Some records:

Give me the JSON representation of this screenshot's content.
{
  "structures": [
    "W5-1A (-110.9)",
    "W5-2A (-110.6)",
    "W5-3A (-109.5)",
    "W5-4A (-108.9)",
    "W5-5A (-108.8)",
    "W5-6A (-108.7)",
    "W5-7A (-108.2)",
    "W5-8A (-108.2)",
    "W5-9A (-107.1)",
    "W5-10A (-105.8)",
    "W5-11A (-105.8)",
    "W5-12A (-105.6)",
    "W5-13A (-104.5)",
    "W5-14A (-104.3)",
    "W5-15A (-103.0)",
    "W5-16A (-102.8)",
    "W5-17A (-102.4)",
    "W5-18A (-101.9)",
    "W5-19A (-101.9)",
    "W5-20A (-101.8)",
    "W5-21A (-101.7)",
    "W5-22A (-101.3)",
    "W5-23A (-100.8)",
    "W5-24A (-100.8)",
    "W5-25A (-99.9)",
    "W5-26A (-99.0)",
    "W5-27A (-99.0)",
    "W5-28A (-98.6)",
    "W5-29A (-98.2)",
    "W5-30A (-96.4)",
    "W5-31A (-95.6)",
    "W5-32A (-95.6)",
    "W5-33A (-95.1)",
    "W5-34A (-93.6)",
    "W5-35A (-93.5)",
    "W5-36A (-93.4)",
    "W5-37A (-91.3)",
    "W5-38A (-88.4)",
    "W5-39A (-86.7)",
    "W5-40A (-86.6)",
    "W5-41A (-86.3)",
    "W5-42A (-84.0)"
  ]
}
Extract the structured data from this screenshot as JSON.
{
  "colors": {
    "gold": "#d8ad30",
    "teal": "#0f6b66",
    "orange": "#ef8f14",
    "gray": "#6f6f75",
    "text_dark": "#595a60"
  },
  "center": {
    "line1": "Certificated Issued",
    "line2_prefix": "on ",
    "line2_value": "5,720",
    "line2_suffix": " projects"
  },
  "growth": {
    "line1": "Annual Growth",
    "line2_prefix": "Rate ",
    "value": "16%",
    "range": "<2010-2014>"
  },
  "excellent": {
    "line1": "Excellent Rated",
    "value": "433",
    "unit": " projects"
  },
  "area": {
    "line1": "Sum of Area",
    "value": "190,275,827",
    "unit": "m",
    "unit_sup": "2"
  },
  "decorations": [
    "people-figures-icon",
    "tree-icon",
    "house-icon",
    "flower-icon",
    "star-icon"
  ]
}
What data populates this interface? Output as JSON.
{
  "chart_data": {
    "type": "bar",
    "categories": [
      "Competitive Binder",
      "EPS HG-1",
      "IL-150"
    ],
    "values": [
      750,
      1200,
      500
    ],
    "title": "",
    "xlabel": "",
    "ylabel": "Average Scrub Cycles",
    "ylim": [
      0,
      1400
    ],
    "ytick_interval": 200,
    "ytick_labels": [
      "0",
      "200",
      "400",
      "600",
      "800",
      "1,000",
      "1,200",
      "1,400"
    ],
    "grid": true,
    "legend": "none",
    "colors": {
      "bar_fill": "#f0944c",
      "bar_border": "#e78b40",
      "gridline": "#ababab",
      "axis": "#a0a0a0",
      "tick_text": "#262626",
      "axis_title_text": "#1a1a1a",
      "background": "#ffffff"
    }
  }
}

Written exercise: A number is the only answer here: how many lines of the material above contain "screenshot"?

Correct response: 2